-- begin Data for the task --
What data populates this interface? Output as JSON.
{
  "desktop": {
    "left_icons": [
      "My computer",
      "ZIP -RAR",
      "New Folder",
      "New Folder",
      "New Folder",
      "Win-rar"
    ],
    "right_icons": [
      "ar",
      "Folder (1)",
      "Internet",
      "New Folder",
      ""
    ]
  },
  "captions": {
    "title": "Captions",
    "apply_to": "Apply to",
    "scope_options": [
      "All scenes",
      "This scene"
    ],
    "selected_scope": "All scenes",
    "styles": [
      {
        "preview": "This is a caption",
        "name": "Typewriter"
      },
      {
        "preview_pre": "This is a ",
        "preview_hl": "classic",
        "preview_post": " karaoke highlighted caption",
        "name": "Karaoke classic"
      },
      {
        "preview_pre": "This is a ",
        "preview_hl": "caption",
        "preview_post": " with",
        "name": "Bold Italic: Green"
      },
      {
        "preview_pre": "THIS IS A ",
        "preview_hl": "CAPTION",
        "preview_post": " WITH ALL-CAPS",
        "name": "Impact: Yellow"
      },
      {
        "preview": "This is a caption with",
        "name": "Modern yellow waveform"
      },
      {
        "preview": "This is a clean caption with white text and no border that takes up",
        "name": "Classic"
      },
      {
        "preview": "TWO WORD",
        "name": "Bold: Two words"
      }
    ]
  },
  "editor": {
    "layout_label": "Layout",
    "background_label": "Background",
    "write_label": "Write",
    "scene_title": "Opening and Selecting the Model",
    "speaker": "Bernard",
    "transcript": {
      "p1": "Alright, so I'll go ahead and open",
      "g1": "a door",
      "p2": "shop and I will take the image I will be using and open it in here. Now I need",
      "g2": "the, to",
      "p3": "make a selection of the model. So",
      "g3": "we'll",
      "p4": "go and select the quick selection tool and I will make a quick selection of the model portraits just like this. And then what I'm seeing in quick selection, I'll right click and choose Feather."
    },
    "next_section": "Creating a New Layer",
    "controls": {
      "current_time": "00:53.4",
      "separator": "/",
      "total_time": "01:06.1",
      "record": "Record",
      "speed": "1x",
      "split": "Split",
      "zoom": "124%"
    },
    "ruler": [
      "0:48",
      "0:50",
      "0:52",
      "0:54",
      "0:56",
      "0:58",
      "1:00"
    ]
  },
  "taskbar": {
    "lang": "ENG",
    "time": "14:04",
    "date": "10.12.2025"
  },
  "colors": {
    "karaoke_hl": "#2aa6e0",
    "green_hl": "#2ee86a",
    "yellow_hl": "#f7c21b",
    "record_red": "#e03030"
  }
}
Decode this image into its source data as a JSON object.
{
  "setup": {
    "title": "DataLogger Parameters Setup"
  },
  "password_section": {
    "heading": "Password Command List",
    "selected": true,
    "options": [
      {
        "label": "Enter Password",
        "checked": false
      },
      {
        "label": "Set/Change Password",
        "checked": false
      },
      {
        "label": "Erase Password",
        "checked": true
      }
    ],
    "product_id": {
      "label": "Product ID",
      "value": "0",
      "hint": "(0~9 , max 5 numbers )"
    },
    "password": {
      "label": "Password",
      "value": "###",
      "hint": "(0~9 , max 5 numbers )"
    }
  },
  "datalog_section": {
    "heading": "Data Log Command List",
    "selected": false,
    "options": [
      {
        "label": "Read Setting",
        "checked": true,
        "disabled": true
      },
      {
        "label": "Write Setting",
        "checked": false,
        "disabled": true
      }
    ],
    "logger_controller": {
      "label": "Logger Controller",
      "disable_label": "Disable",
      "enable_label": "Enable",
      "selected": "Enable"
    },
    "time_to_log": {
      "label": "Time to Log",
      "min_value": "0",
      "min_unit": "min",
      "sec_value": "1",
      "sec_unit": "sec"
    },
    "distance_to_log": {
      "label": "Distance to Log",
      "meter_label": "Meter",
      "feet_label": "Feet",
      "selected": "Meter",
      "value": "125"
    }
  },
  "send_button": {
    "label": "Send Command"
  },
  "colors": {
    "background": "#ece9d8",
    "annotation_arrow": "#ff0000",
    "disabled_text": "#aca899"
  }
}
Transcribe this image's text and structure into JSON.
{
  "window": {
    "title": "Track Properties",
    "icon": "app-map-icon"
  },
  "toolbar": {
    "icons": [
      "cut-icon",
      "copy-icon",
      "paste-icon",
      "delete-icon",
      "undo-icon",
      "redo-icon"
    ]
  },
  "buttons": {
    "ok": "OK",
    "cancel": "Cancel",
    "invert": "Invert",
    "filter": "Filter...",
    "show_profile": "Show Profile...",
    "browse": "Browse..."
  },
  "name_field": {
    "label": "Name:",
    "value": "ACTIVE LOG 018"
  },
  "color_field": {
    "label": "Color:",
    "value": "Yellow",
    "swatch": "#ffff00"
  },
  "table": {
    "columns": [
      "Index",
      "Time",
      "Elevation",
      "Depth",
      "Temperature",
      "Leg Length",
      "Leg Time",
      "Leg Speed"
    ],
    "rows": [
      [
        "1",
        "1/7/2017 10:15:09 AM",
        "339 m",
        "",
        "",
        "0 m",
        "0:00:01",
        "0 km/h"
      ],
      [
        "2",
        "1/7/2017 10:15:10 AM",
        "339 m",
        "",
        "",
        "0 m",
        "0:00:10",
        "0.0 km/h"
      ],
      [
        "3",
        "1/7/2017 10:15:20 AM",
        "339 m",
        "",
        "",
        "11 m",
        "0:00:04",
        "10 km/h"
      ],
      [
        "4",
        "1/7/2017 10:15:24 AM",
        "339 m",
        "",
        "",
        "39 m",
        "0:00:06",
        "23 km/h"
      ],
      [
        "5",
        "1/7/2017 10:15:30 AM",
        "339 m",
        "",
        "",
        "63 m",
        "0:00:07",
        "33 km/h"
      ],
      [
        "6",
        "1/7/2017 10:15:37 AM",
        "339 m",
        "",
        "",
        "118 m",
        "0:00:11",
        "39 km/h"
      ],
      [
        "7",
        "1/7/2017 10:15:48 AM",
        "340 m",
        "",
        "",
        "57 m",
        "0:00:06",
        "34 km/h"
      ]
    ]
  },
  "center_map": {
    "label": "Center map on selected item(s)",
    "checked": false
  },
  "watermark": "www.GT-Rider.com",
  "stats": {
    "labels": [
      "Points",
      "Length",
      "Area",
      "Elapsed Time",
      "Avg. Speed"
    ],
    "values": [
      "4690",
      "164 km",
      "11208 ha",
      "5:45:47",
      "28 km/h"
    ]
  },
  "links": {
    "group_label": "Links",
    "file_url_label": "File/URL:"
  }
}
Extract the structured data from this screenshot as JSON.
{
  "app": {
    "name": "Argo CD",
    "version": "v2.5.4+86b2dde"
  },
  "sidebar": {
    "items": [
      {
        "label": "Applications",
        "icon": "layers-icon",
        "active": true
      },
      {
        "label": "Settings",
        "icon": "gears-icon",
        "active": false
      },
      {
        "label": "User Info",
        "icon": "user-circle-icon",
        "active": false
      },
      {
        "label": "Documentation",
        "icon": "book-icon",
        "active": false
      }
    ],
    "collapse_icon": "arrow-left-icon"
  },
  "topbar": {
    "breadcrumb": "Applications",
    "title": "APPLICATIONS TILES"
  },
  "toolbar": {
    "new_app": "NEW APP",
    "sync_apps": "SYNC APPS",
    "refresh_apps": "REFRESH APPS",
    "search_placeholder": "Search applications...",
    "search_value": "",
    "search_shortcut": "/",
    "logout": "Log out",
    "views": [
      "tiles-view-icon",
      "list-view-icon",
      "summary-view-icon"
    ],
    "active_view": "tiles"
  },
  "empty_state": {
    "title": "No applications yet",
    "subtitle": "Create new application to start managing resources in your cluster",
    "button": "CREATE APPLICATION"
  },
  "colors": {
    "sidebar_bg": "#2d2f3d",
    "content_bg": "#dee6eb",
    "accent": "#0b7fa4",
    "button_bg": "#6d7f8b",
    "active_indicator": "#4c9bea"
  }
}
-- end Data for the task --
▸ **Problem description**
Pull out every line above that holds the word "will".

▸ **Solution to the problem**
      "p2": "shop and I will take the image I will be using and open it in here. Now I need",
      "p4": "go and select the quick selection tool and I will make a quick selection of the model portraits just like this. And then what I'm seeing in quick selection, I'll right click and choose Feather."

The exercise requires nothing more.